## WHAT THE TASK ASKS
Report how many lines hold the string "LUGAR". Give the number and nothing else.

## Begin WORKING DATA

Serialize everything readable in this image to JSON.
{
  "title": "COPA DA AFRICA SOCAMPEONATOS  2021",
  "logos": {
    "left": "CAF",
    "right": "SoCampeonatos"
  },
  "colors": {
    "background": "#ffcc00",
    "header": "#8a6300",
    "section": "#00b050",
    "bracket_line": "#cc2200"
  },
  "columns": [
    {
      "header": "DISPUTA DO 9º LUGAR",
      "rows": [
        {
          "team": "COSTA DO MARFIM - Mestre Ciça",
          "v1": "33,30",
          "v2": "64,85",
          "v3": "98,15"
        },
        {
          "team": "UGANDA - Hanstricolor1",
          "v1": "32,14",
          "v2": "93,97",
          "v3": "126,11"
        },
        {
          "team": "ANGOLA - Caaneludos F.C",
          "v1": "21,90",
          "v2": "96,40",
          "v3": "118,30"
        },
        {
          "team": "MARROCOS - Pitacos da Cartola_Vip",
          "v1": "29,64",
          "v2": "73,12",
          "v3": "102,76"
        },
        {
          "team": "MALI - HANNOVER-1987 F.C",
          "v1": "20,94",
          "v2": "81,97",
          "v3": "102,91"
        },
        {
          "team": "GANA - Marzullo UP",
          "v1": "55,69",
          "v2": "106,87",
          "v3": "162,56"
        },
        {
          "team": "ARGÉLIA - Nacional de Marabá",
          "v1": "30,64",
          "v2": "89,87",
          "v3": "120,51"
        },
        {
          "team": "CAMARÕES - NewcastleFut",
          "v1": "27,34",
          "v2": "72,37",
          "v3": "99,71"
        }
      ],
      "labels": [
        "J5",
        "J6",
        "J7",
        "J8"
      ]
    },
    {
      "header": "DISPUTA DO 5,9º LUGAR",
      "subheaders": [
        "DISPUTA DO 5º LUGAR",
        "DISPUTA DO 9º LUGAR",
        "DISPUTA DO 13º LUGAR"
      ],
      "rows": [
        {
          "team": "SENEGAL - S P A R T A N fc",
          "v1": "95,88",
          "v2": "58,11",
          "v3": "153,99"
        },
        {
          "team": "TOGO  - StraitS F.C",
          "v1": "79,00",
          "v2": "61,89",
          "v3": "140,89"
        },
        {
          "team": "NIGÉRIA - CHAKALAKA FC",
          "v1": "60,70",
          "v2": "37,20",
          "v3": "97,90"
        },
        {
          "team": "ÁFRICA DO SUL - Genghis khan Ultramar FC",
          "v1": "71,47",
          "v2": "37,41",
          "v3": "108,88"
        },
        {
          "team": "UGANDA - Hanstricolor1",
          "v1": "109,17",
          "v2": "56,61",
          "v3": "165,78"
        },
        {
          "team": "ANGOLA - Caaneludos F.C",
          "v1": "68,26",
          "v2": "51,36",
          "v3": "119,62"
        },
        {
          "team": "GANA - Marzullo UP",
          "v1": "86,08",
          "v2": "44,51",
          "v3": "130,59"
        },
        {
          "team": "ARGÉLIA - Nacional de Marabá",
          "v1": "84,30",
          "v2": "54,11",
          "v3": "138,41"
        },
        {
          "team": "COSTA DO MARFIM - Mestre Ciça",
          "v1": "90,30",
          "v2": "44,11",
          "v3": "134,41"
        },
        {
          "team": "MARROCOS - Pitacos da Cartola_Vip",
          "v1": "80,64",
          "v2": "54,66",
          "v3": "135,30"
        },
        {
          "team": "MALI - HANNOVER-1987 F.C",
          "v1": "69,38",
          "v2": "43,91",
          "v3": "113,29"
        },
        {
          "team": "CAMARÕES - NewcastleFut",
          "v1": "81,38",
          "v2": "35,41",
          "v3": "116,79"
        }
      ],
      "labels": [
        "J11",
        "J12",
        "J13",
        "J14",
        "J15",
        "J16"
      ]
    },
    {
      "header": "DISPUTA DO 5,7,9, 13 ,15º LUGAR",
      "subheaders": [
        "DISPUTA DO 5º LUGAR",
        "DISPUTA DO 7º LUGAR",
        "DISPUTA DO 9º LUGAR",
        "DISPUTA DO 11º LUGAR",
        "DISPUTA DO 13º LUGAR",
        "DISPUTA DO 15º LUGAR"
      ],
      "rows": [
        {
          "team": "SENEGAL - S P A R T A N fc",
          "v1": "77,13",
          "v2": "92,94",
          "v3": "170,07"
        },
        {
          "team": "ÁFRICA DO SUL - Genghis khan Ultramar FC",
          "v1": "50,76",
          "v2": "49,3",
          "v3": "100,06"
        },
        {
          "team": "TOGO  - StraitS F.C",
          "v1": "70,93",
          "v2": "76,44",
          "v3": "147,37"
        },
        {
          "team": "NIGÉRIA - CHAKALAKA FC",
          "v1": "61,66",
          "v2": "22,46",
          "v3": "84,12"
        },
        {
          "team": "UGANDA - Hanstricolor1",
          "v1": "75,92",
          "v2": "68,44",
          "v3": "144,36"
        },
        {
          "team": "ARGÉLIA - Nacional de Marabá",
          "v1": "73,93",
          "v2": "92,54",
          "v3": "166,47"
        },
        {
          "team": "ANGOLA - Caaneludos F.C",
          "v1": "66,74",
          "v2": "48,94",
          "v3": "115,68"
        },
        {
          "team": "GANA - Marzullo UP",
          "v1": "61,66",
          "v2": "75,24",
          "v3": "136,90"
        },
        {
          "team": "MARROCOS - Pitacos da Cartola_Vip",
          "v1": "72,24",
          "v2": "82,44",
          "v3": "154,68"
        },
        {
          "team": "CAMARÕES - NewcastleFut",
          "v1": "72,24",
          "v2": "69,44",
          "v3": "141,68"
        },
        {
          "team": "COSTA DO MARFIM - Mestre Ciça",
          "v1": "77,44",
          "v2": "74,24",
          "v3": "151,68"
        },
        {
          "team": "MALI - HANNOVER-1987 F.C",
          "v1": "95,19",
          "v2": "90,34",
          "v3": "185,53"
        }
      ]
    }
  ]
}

## End WORKING DATA

## REPLY TO THE TASK
12